* WORK TO DO:
Produce an exact copy of all the records.

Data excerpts

'''

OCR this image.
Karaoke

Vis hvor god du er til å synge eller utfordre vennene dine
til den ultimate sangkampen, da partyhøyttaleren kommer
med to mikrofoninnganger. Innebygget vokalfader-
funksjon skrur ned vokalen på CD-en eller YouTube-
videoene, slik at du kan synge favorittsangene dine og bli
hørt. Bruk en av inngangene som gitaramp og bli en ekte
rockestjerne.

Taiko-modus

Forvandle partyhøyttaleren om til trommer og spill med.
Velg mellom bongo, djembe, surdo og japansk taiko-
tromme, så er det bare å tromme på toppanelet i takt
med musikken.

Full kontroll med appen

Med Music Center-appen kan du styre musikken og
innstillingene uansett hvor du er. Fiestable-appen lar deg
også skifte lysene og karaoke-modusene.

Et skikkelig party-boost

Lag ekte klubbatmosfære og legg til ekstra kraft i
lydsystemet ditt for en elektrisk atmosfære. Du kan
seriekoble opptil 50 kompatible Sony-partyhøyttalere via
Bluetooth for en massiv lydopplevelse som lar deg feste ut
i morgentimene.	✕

'''

* FINAL RESULT:
OCR this image.
Karaoke

Vis hvor god du er til å synge eller utfordre vennene dine
til den ultimate sangkampen, da partyhøyttaleren kommer
med to mikrofoninnganger. Innebygget vokalfader-
funksjon skrur ned vokalen på CD-en eller YouTube-
videoene, slik at du kan synge favorittsangene dine og bli
hørt. Bruk en av inngangene som gitaramp og bli en ekte
rockestjerne.

Taiko-modus

Forvandle partyhøyttaleren om til trommer og spill med.
Velg mellom bongo, djembe, surdo og japansk taiko-
tromme, så er det bare å tromme på toppanelet i takt
med musikken.

Full kontroll med appen

Med Music Center-appen kan du styre musikken og
innstillingene uansett hvor du er. Fiestable-appen lar deg
også skifte lysene og karaoke-modusene.

Et skikkelig party-boost

Lag ekte klubbatmosfære og legg til ekstra kraft i
lydsystemet ditt for en elektrisk atmosfære. Du kan
seriekoble opptil 50 kompatible Sony-partyhøyttalere via
Bluetooth for en massiv lydopplevelse som lar deg feste ut
i morgentimene.	✕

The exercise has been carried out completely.